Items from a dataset

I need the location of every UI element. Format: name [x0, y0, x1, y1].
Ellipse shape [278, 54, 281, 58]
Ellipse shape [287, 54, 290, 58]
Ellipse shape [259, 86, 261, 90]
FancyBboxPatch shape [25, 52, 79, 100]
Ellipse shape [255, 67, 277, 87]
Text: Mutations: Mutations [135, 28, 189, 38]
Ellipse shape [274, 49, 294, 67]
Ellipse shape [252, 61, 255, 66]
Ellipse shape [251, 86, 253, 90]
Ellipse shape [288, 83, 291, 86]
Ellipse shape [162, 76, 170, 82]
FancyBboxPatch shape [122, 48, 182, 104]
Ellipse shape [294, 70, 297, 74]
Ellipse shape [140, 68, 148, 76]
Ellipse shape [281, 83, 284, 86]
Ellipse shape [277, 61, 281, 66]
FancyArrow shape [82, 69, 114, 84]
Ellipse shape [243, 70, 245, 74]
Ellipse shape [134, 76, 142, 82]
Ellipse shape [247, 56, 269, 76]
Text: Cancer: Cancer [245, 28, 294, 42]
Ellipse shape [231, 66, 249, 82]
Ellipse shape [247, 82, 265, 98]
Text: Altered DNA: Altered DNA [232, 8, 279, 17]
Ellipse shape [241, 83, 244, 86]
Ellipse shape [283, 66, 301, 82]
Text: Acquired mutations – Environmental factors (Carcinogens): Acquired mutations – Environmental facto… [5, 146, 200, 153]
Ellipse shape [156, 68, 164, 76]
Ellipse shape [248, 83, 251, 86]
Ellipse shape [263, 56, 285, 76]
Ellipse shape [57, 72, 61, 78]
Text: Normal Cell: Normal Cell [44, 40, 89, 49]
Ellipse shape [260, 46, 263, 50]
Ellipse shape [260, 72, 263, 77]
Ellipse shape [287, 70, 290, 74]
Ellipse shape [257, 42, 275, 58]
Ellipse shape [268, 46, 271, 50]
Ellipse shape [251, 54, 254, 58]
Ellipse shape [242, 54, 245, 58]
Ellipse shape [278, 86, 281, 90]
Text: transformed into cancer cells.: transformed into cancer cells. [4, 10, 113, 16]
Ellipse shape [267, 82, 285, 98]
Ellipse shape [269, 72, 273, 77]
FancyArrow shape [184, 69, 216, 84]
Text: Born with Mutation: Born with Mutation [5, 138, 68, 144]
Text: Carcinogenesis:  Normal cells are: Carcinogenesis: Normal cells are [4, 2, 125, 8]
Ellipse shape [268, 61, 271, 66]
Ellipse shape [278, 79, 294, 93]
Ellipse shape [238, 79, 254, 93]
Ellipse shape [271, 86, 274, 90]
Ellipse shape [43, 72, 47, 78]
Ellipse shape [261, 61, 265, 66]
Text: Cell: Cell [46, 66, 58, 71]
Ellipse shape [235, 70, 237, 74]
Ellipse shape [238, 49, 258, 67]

• _WHAT YOU HAVE TO DO_:
All of the data above needs to be transcribed verbatim.

• _TASK SOLUTION_:
I need the location of every UI element. Format: name [x0, y0, x1, y1].
Ellipse shape [278, 54, 281, 58]
Ellipse shape [287, 54, 290, 58]
Ellipse shape [259, 86, 261, 90]
FancyBboxPatch shape [25, 52, 79, 100]
Ellipse shape [255, 67, 277, 87]
Text: Mutations: Mutations [135, 28, 189, 38]
Ellipse shape [274, 49, 294, 67]
Ellipse shape [252, 61, 255, 66]
Ellipse shape [251, 86, 253, 90]
Ellipse shape [288, 83, 291, 86]
Ellipse shape [162, 76, 170, 82]
FancyBboxPatch shape [122, 48, 182, 104]
Ellipse shape [294, 70, 297, 74]
Ellipse shape [140, 68, 148, 76]
Ellipse shape [281, 83, 284, 86]
Ellipse shape [277, 61, 281, 66]
FancyArrow shape [82, 69, 114, 84]
Ellipse shape [243, 70, 245, 74]
Ellipse shape [134, 76, 142, 82]
Ellipse shape [247, 56, 269, 76]
Text: Cancer: Cancer [245, 28, 294, 42]
Ellipse shape [231, 66, 249, 82]
Ellipse shape [247, 82, 265, 98]
Text: Altered DNA: Altered DNA [232, 8, 279, 17]
Ellipse shape [241, 83, 244, 86]
Ellipse shape [283, 66, 301, 82]
Text: Acquired mutations – Environmental factors (Carcinogens): Acquired mutations – Environmental facto… [5, 146, 200, 153]
Ellipse shape [156, 68, 164, 76]
Ellipse shape [248, 83, 251, 86]
Ellipse shape [263, 56, 285, 76]
Ellipse shape [57, 72, 61, 78]
Text: Normal Cell: Normal Cell [44, 40, 89, 49]
Ellipse shape [260, 46, 263, 50]
Ellipse shape [260, 72, 263, 77]
Ellipse shape [287, 70, 290, 74]
Ellipse shape [257, 42, 275, 58]
Ellipse shape [268, 46, 271, 50]
Ellipse shape [251, 54, 254, 58]
Ellipse shape [242, 54, 245, 58]
Ellipse shape [278, 86, 281, 90]
Text: transformed into cancer cells.: transformed into cancer cells. [4, 10, 113, 16]
Ellipse shape [267, 82, 285, 98]
Ellipse shape [269, 72, 273, 77]
FancyArrow shape [184, 69, 216, 84]
Text: Born with Mutation: Born with Mutation [5, 138, 68, 144]
Text: Carcinogenesis:  Normal cells are: Carcinogenesis: Normal cells are [4, 2, 125, 8]
Ellipse shape [268, 61, 271, 66]
Ellipse shape [278, 79, 294, 93]
Ellipse shape [238, 79, 254, 93]
Ellipse shape [271, 86, 274, 90]
Ellipse shape [43, 72, 47, 78]
Ellipse shape [261, 61, 265, 66]
Text: Cell: Cell [46, 66, 58, 71]
Ellipse shape [235, 70, 237, 74]
Ellipse shape [238, 49, 258, 67]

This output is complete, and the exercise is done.